From the listing below, pull each line that includes "name".

* BEGIN *

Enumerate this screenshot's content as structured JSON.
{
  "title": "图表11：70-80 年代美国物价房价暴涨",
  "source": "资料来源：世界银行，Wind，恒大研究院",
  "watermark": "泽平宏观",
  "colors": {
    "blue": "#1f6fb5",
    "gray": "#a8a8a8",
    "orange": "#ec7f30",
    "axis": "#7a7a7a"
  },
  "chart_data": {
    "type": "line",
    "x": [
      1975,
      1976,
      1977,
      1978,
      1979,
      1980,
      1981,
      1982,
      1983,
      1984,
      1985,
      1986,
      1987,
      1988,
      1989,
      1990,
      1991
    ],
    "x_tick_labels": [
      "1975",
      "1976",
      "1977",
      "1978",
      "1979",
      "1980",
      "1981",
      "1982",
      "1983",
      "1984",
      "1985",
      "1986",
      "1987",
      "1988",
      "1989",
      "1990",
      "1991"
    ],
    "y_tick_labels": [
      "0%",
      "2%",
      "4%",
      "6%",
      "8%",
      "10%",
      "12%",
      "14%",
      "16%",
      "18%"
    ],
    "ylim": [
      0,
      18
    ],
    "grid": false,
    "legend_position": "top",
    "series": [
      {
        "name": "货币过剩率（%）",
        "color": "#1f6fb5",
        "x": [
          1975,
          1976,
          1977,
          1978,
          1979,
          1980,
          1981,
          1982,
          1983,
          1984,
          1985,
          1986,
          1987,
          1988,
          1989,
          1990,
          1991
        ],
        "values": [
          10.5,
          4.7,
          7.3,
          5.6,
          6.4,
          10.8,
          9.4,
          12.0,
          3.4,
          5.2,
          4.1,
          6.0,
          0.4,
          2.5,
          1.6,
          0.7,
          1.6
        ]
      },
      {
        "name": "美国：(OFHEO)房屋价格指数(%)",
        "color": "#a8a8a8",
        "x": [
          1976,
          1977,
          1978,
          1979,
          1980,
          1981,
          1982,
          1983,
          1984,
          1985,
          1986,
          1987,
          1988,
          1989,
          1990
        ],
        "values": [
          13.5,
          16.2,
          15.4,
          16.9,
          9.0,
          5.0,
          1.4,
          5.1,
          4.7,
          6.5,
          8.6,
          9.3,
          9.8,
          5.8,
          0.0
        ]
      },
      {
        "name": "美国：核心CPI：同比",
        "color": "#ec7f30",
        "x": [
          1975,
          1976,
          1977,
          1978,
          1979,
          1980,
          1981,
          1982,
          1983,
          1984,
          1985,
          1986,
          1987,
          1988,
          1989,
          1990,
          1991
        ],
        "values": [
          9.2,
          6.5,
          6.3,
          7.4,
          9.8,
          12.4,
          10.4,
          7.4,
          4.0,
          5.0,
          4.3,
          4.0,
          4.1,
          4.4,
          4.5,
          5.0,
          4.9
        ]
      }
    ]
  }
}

* END *

■ RESULT:
        "name": "货币过剩率（%）",
        "name": "美国：(OFHEO)房屋价格指数(%)",
        "name": "美国：核心CPI：同比",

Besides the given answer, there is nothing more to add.